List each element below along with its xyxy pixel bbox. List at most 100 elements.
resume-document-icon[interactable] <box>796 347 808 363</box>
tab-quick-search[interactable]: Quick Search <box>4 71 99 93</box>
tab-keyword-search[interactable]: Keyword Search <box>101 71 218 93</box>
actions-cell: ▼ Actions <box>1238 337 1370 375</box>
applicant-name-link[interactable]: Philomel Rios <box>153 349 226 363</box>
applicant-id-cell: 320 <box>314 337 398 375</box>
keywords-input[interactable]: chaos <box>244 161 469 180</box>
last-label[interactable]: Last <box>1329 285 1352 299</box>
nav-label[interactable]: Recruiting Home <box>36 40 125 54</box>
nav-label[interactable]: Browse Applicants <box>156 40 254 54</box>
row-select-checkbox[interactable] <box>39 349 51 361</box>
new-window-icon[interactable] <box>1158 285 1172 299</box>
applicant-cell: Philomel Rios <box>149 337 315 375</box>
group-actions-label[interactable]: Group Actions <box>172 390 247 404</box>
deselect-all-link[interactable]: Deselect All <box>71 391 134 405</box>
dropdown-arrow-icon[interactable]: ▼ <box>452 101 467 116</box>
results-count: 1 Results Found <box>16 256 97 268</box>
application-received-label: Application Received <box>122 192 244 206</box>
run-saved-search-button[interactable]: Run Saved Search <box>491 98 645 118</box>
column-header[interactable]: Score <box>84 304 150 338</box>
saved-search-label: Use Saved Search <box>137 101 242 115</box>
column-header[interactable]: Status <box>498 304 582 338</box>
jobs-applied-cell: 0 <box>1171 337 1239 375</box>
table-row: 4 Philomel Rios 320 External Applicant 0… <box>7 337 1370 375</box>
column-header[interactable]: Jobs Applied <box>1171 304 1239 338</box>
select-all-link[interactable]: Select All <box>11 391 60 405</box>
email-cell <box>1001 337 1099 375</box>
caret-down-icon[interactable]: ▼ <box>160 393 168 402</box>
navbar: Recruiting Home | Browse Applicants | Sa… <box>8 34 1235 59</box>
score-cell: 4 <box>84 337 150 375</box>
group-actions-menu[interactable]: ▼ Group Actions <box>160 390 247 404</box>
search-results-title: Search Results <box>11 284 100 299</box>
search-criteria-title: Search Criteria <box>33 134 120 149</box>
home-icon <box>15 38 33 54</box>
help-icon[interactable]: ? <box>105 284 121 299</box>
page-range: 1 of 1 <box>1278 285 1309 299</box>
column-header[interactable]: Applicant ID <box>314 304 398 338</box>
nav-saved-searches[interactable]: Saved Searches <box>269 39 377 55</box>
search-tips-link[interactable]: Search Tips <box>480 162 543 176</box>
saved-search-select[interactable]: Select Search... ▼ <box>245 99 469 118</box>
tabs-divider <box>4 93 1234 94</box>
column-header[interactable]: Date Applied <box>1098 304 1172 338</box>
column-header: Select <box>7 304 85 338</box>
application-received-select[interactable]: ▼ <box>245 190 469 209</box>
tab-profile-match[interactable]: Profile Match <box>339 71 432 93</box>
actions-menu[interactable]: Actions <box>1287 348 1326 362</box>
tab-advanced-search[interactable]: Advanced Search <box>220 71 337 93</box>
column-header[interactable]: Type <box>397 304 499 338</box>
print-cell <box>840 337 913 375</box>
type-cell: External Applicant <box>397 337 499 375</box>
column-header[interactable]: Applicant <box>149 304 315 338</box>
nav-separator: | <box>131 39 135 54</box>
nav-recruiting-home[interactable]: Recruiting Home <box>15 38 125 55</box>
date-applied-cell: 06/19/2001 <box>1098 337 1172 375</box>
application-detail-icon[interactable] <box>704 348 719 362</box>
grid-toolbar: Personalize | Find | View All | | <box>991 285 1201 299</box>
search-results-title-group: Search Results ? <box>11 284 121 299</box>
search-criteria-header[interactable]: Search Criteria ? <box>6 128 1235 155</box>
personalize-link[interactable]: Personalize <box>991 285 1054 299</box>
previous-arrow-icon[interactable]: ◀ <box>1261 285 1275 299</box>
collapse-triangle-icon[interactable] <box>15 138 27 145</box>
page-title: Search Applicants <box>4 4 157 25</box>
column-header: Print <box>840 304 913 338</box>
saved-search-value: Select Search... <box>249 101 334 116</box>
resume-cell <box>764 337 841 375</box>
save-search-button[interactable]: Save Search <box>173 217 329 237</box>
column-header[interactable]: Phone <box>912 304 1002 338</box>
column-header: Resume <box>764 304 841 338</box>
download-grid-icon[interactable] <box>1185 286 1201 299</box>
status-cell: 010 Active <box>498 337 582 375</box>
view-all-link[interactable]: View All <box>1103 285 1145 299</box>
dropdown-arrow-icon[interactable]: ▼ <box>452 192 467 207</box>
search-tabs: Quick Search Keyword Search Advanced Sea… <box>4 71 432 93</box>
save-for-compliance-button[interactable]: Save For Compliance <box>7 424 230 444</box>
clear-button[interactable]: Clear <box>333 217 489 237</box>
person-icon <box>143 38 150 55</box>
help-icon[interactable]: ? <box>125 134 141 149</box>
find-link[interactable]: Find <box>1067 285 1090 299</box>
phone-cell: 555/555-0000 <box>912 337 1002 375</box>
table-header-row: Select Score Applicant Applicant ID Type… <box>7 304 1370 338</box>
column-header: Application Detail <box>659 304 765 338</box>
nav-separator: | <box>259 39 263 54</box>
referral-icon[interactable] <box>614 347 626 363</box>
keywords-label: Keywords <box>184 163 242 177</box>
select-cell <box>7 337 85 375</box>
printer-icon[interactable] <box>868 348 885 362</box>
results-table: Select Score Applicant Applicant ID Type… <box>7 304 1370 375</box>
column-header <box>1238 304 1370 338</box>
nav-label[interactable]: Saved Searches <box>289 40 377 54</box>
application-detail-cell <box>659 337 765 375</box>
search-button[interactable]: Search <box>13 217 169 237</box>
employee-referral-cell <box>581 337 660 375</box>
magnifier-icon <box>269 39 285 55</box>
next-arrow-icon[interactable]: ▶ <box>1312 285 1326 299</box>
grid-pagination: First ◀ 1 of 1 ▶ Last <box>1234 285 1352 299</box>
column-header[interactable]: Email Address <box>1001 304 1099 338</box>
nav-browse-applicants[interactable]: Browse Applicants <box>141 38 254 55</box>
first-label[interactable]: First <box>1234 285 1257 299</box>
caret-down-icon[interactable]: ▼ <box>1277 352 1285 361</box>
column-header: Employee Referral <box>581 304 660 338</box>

## Цель задания
Перепишите дословно строки выше от самой первой до строки с «tab-keyword-search[interactable]: Keyword Search» включительно.

## Выполненное задание
List each element below along with its xyxy pixel bbox. List at most 100 elements.
resume-document-icon[interactable] <box>796 347 808 363</box>
tab-quick-search[interactable]: Quick Search <box>4 71 99 93</box>
tab-keyword-search[interactable]: Keyword Search <box>101 71 218 93</box>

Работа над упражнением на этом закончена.